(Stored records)
· · ·

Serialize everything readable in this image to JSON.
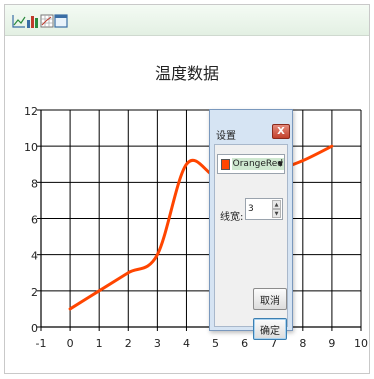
{
  "toolbar": {
    "buttons": [
      {
        "icon": "line-chart-icon"
      },
      {
        "icon": "bar-chart-icon"
      },
      {
        "icon": "grid-chart-icon"
      },
      {
        "icon": "settings-window-icon"
      }
    ]
  },
  "chart_data": {
    "type": "line",
    "title": "温度数据",
    "xlabel": "",
    "ylabel": "",
    "x": [
      0,
      1,
      2,
      3,
      4,
      5,
      6,
      7,
      8,
      9
    ],
    "series": [
      {
        "color": "#ff4500",
        "values": [
          1,
          2,
          3,
          4,
          9,
          8.3,
          8.0,
          8.6,
          9.2,
          10
        ]
      }
    ],
    "xlim": [
      -1,
      10
    ],
    "ylim": [
      0,
      12
    ],
    "x_ticks": [
      "-1",
      "0",
      "1",
      "2",
      "3",
      "4",
      "5",
      "6",
      "7",
      "8",
      "9",
      "10"
    ],
    "y_ticks": [
      "0",
      "2",
      "4",
      "6",
      "8",
      "10",
      "12"
    ],
    "grid": true,
    "line_width": 3
  },
  "dialog": {
    "title": "设置",
    "close_label": "X",
    "color_name": "OrangeRed",
    "color_hex": "#ff4500",
    "width_label": "线宽:",
    "width_value": "3",
    "cancel_label": "取消",
    "ok_label": "确定"
  }
}
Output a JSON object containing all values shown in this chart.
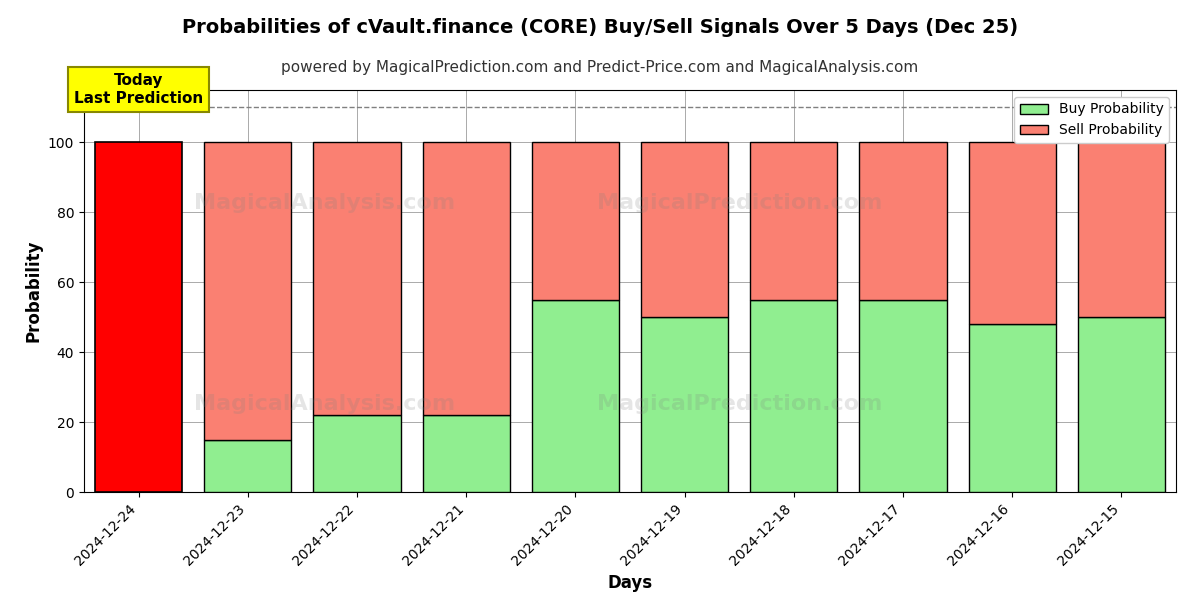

· · ·

Find the lines above that contain the word "icon" and collect them.

• EXERCISE RESULT:
        "icon": "line-chart-icon"
        "icon": "bar-chart-icon"
        "icon": "grid-chart-icon"
        "icon": "settings-window-icon"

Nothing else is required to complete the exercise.